WORK TO COMPLETE. Set the data down again, exactly as it reads, but without the pictures.

AVAILABLE DATA.
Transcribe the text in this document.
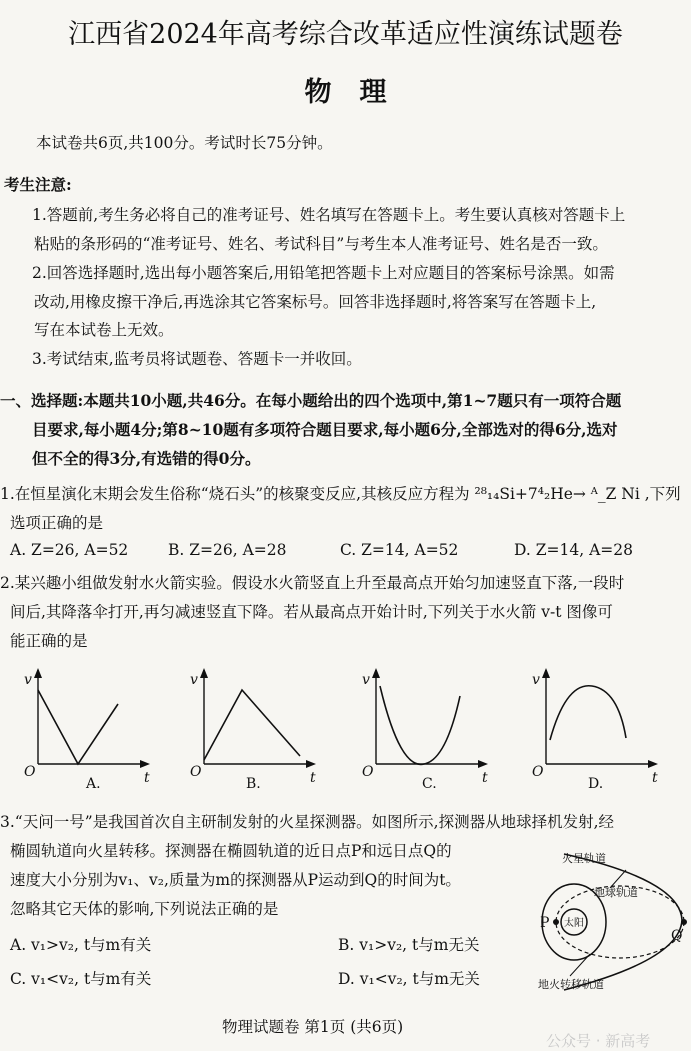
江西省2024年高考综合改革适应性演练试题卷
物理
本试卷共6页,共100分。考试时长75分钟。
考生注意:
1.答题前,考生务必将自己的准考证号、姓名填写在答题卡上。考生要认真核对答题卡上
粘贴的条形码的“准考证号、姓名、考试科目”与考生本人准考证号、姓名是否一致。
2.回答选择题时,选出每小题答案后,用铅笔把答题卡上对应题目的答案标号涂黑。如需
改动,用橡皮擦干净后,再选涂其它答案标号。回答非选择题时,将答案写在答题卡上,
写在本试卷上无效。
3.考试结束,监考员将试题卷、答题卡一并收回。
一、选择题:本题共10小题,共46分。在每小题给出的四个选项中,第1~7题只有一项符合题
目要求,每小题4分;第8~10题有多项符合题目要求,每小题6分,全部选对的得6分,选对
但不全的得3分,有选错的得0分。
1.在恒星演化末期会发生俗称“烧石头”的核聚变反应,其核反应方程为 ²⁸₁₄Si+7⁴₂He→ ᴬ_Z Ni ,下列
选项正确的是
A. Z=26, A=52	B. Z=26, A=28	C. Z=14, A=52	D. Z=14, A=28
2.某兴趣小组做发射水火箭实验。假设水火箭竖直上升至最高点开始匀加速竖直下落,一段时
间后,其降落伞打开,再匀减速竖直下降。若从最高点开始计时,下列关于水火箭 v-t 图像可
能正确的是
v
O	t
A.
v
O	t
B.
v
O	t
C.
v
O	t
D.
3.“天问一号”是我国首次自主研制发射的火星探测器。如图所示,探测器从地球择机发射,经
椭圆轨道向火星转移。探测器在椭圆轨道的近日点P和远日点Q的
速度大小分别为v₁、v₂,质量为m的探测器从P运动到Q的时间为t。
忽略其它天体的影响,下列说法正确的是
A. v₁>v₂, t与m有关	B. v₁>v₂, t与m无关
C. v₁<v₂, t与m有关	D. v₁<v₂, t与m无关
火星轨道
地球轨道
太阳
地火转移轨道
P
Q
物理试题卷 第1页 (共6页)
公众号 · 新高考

OUTPUT.
Transcribe the text in this document.
江西省2024年高考综合改革适应性演练试题卷
物理
本试卷共6页,共100分。考试时长75分钟。
考生注意:
1.答题前,考生务必将自己的准考证号、姓名填写在答题卡上。考生要认真核对答题卡上
粘贴的条形码的“准考证号、姓名、考试科目”与考生本人准考证号、姓名是否一致。
2.回答选择题时,选出每小题答案后,用铅笔把答题卡上对应题目的答案标号涂黑。如需
改动,用橡皮擦干净后,再选涂其它答案标号。回答非选择题时,将答案写在答题卡上,
写在本试卷上无效。
3.考试结束,监考员将试题卷、答题卡一并收回。
一、选择题:本题共10小题,共46分。在每小题给出的四个选项中,第1~7题只有一项符合题
目要求,每小题4分;第8~10题有多项符合题目要求,每小题6分,全部选对的得6分,选对
但不全的得3分,有选错的得0分。
1.在恒星演化末期会发生俗称“烧石头”的核聚变反应,其核反应方程为 ²⁸₁₄Si+7⁴₂He→ ᴬ_Z Ni ,下列
选项正确的是
A. Z=26, A=52	B. Z=26, A=28	C. Z=14, A=52	D. Z=14, A=28
2.某兴趣小组做发射水火箭实验。假设水火箭竖直上升至最高点开始匀加速竖直下落,一段时
间后,其降落伞打开,再匀减速竖直下降。若从最高点开始计时,下列关于水火箭 v-t 图像可
能正确的是
v
O	t
A.
v
O	t
B.
v
O	t
C.
v
O	t
D.
3.“天问一号”是我国首次自主研制发射的火星探测器。如图所示,探测器从地球择机发射,经
椭圆轨道向火星转移。探测器在椭圆轨道的近日点P和远日点Q的
速度大小分别为v₁、v₂,质量为m的探测器从P运动到Q的时间为t。
忽略其它天体的影响,下列说法正确的是
A. v₁>v₂, t与m有关	B. v₁>v₂, t与m无关
C. v₁<v₂, t与m有关	D. v₁<v₂, t与m无关
火星轨道
地球轨道
太阳
地火转移轨道
P
Q
物理试题卷 第1页 (共6页)
公众号 · 新高考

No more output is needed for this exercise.